▶ _What to work on_
Output the data exactly, with every line intact.
- - -
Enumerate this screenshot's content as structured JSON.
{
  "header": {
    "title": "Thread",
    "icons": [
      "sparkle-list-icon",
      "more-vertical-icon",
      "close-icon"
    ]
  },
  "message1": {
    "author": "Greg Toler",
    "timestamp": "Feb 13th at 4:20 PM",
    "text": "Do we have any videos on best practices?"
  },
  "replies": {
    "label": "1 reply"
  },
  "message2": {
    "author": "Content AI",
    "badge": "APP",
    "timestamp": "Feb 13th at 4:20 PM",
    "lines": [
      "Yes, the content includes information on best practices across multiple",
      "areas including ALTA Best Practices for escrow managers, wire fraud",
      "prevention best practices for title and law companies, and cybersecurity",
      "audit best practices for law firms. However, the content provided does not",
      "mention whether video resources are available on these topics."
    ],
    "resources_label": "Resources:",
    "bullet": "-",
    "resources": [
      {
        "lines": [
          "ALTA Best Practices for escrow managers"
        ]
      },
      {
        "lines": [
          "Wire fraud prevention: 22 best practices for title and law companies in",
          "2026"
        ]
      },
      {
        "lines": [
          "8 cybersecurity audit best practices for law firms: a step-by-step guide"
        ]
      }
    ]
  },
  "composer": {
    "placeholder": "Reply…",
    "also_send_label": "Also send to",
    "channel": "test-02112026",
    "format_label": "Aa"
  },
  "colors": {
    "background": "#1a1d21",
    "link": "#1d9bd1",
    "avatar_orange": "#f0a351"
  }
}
- - -
▶ _Correct result_
Enumerate this screenshot's content as structured JSON.
{
  "header": {
    "title": "Thread",
    "icons": [
      "sparkle-list-icon",
      "more-vertical-icon",
      "close-icon"
    ]
  },
  "message1": {
    "author": "Greg Toler",
    "timestamp": "Feb 13th at 4:20 PM",
    "text": "Do we have any videos on best practices?"
  },
  "replies": {
    "label": "1 reply"
  },
  "message2": {
    "author": "Content AI",
    "badge": "APP",
    "timestamp": "Feb 13th at 4:20 PM",
    "lines": [
      "Yes, the content includes information on best practices across multiple",
      "areas including ALTA Best Practices for escrow managers, wire fraud",
      "prevention best practices for title and law companies, and cybersecurity",
      "audit best practices for law firms. However, the content provided does not",
      "mention whether video resources are available on these topics."
    ],
    "resources_label": "Resources:",
    "bullet": "-",
    "resources": [
      {
        "lines": [
          "ALTA Best Practices for escrow managers"
        ]
      },
      {
        "lines": [
          "Wire fraud prevention: 22 best practices for title and law companies in",
          "2026"
        ]
      },
      {
        "lines": [
          "8 cybersecurity audit best practices for law firms: a step-by-step guide"
        ]
      }
    ]
  },
  "composer": {
    "placeholder": "Reply…",
    "also_send_label": "Also send to",
    "channel": "test-02112026",
    "format_label": "Aa"
  },
  "colors": {
    "background": "#1a1d21",
    "link": "#1d9bd1",
    "avatar_orange": "#f0a351"
  }
}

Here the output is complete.